**DIRECTIONS:**
Quote every entry word for word.

═════ DATA EXCERPTS

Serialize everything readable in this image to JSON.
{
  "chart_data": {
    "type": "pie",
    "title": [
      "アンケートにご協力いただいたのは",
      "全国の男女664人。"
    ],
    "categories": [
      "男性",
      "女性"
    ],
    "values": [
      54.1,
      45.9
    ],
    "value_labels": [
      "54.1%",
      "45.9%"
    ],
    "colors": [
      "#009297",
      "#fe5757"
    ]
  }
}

══════════

**RESULT FOR THIS TASK:**
Serialize everything readable in this image to JSON.
{
  "chart_data": {
    "type": "pie",
    "title": [
      "アンケートにご協力いただいたのは",
      "全国の男女664人。"
    ],
    "categories": [
      "男性",
      "女性"
    ],
    "values": [
      54.1,
      45.9
    ],
    "value_labels": [
      "54.1%",
      "45.9%"
    ],
    "colors": [
      "#009297",
      "#fe5757"
    ]
  }
}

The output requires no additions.